— Supplied material —
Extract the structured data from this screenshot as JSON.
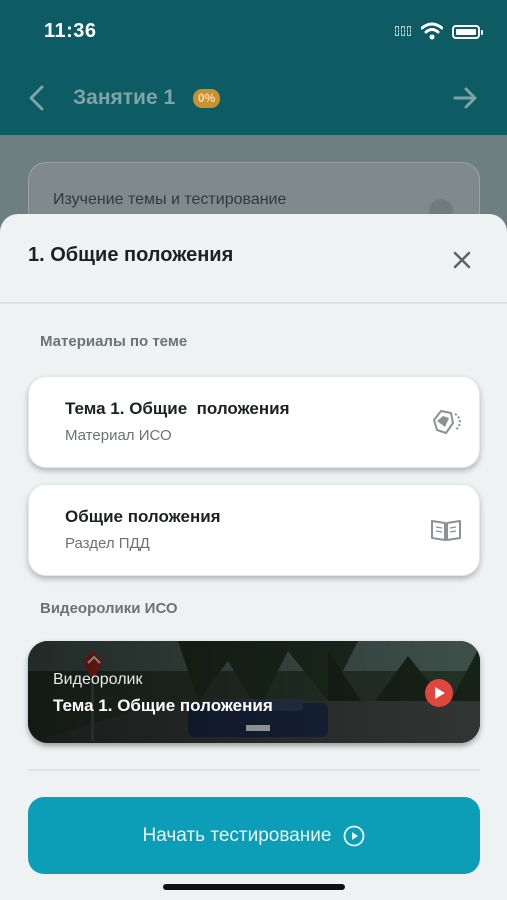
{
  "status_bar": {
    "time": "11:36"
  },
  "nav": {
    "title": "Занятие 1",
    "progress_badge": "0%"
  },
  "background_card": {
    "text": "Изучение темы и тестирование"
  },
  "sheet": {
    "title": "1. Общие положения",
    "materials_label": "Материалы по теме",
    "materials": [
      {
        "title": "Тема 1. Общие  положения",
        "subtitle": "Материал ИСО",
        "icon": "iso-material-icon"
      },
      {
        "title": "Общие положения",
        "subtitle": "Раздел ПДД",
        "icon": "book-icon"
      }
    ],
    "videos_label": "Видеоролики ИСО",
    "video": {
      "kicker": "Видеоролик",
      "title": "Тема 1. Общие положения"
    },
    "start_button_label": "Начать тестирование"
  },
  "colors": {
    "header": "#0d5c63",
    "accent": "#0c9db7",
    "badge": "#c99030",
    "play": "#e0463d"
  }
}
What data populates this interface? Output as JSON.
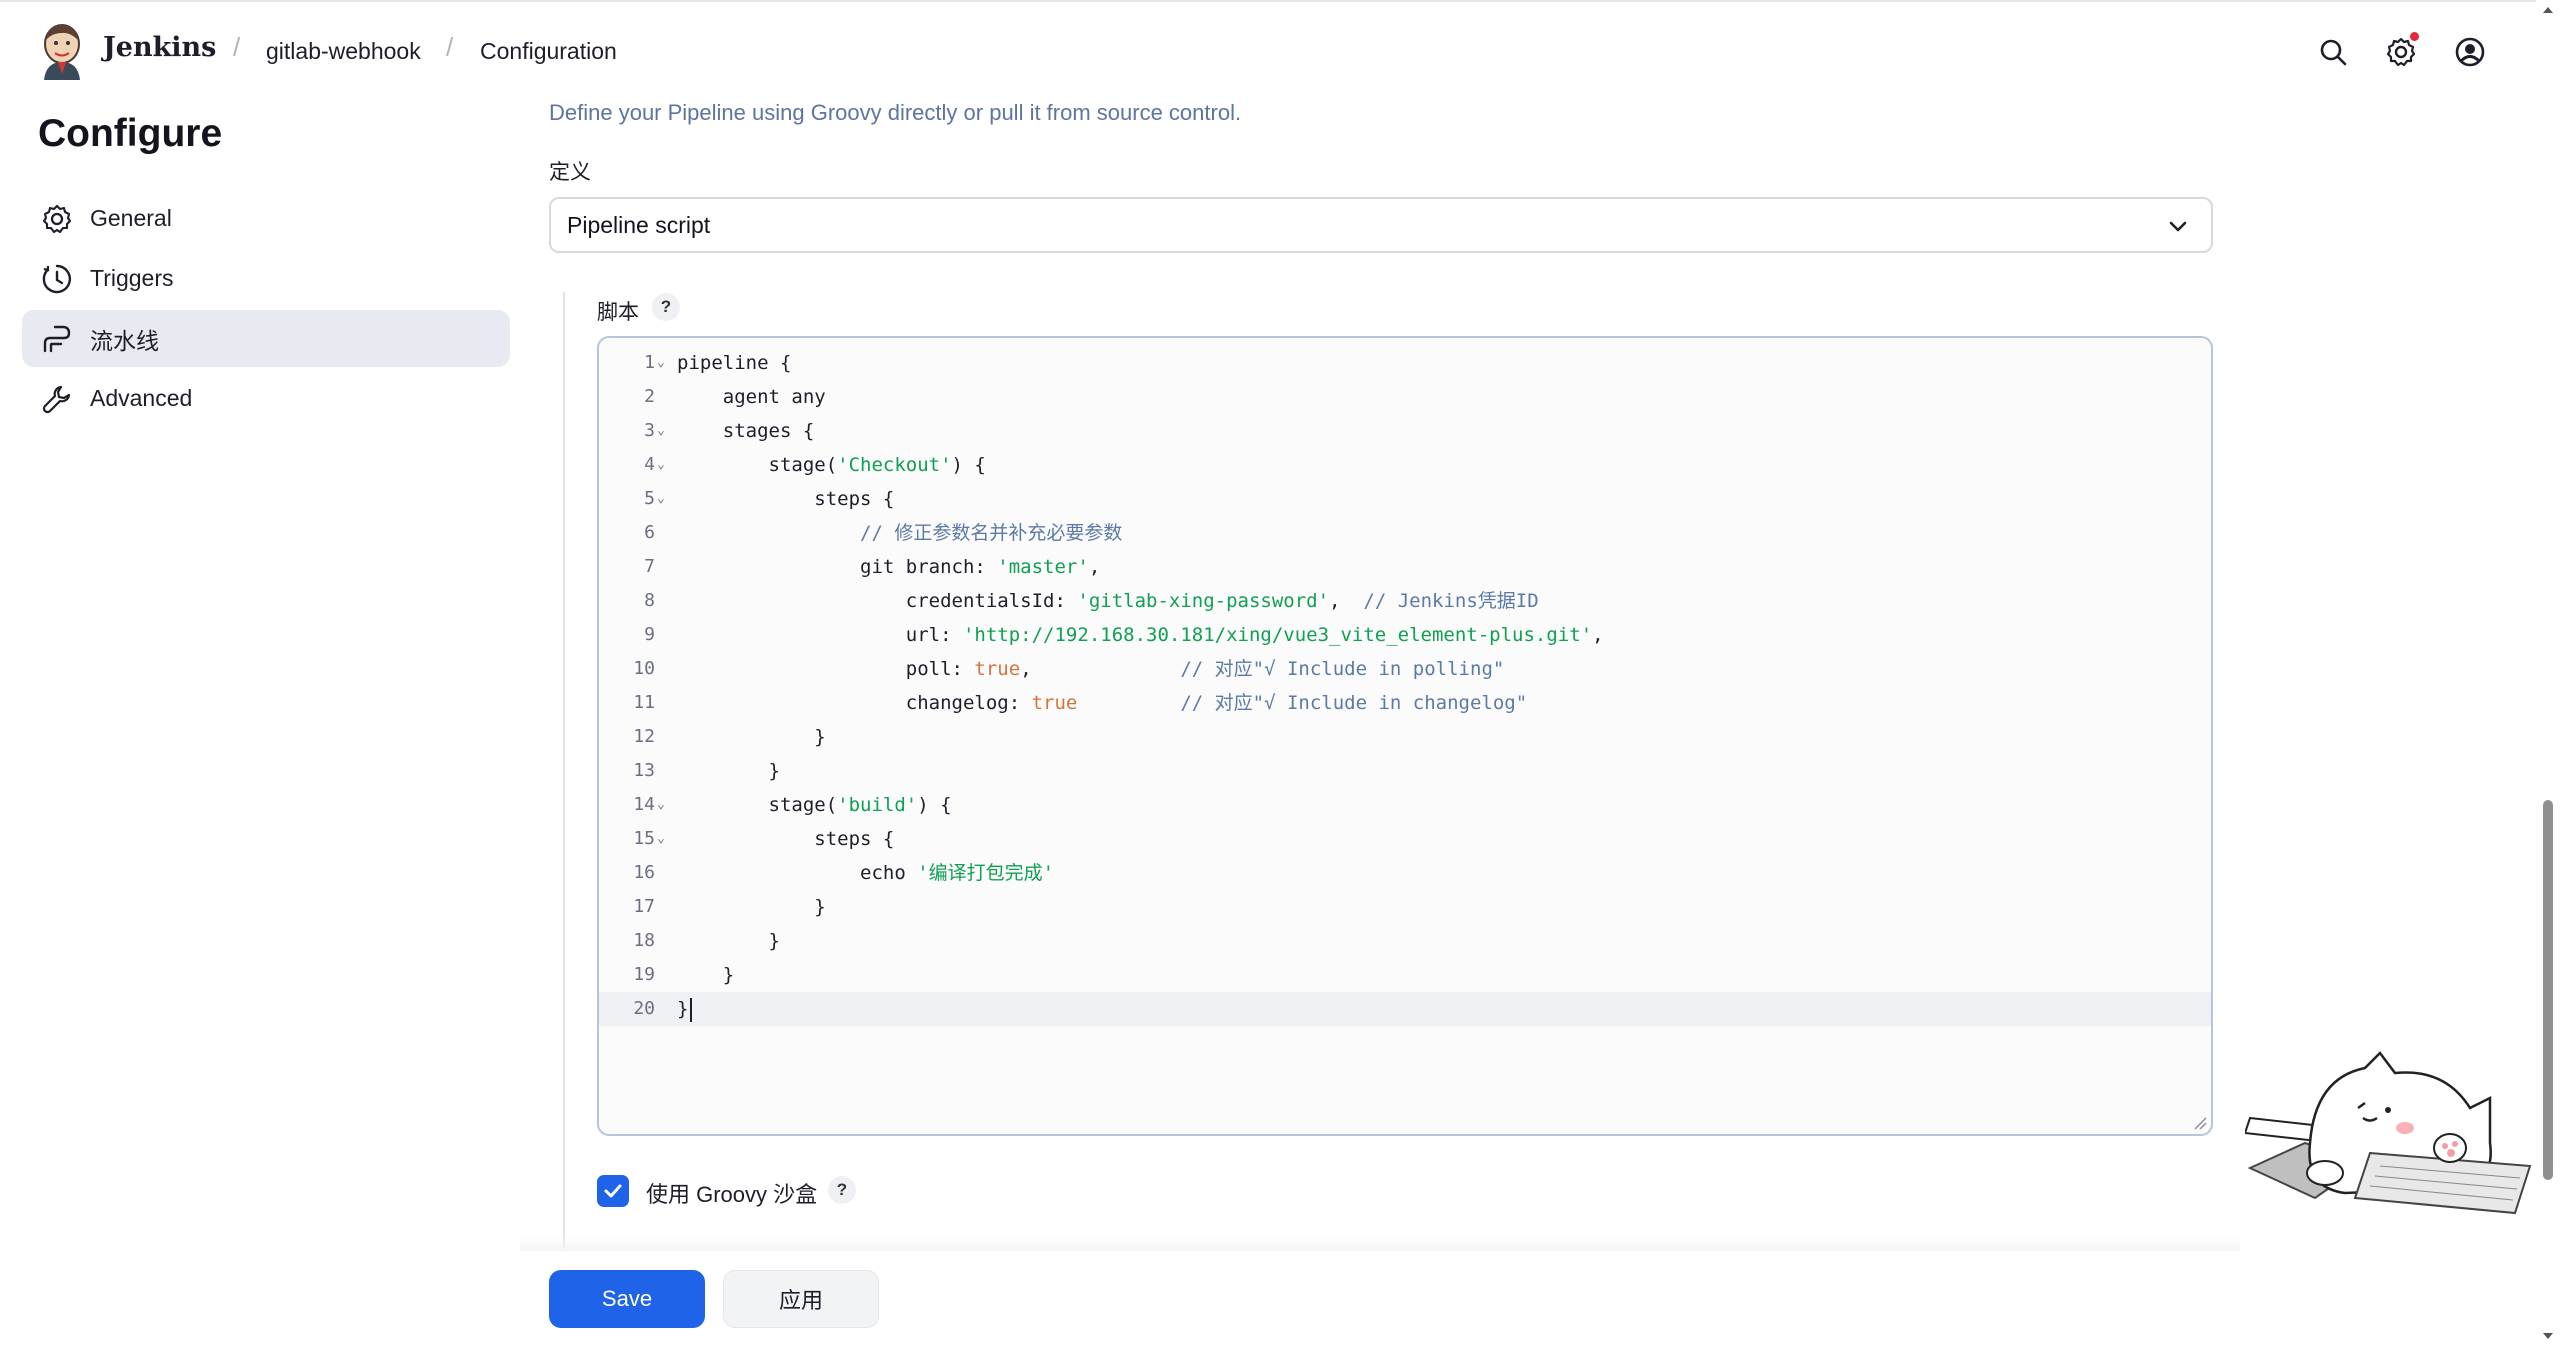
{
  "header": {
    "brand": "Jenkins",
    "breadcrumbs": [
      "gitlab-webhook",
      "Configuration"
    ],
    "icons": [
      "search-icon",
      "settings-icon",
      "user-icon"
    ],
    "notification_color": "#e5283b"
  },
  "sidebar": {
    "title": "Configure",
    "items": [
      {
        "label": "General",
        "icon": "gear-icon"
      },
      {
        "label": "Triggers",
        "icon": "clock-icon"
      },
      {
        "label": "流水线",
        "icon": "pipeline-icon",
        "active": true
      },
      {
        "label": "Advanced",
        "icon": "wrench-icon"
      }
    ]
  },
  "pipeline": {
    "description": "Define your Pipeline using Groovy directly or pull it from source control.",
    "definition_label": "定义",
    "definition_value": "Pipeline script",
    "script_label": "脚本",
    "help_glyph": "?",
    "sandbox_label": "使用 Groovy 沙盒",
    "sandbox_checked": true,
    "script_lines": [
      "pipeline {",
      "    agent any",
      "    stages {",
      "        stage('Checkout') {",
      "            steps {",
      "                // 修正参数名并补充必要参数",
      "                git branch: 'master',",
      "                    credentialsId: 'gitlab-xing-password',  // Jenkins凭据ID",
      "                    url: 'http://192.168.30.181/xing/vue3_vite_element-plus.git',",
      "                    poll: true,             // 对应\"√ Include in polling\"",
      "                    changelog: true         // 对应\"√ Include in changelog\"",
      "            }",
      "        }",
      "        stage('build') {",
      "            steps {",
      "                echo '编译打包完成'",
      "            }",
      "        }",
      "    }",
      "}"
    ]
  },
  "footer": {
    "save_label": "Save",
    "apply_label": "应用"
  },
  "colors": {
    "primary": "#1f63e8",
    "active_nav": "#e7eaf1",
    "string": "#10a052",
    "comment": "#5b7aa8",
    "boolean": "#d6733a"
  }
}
...
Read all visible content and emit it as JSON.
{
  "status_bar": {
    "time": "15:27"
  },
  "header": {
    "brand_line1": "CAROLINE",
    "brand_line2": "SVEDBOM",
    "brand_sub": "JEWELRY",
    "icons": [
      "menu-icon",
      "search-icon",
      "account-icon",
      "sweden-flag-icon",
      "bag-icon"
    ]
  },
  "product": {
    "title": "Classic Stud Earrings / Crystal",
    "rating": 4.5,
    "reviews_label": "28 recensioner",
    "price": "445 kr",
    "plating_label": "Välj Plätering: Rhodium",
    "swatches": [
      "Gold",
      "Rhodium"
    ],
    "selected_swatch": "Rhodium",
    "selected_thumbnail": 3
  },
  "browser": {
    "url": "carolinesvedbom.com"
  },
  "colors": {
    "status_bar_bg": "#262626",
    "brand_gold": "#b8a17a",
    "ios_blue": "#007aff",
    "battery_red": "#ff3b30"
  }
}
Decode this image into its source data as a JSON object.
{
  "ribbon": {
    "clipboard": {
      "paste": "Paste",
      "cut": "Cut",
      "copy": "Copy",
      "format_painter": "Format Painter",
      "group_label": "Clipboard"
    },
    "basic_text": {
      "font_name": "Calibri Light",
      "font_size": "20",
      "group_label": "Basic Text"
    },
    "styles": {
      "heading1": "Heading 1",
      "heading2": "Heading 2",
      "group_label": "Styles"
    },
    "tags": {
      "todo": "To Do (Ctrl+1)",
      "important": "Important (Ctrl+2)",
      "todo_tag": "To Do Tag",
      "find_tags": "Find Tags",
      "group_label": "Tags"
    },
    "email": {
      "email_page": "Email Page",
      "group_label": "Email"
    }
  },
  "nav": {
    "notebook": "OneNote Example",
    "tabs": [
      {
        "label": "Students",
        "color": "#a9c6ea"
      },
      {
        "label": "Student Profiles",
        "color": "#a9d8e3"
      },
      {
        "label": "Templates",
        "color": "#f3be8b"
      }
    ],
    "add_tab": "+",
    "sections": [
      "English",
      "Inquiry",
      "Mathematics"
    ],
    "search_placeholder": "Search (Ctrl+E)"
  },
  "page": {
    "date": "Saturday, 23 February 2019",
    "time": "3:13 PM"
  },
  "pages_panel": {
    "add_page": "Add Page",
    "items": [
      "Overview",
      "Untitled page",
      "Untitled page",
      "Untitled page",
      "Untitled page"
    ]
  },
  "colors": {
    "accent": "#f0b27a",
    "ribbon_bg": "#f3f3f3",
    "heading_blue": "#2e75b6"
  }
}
* * *
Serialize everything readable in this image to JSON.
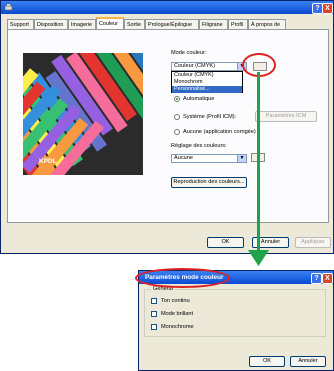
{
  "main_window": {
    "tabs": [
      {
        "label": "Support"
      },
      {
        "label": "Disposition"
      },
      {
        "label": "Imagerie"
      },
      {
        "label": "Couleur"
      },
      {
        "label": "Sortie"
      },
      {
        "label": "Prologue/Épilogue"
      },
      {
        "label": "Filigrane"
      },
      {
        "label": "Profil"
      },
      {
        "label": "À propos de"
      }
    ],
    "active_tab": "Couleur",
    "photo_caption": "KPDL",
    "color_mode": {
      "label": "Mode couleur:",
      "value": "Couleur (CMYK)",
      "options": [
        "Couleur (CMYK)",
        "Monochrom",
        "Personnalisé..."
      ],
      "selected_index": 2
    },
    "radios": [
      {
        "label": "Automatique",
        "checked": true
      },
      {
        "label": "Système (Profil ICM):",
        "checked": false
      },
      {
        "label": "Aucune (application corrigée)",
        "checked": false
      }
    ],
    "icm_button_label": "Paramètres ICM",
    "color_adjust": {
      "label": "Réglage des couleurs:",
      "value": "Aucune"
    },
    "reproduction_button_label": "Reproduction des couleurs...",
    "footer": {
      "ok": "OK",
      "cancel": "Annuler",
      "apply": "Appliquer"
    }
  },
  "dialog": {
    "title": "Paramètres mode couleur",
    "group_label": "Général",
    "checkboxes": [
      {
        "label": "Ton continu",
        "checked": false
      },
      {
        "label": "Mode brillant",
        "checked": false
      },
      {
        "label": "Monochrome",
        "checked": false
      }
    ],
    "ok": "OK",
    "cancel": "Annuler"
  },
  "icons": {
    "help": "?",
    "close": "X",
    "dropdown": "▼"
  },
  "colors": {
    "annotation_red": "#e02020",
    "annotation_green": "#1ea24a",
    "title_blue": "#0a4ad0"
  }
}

— Challenge —
Within the data above, count the lines that contain the string "from"; the reply is the number alone.

— Output of the task —
2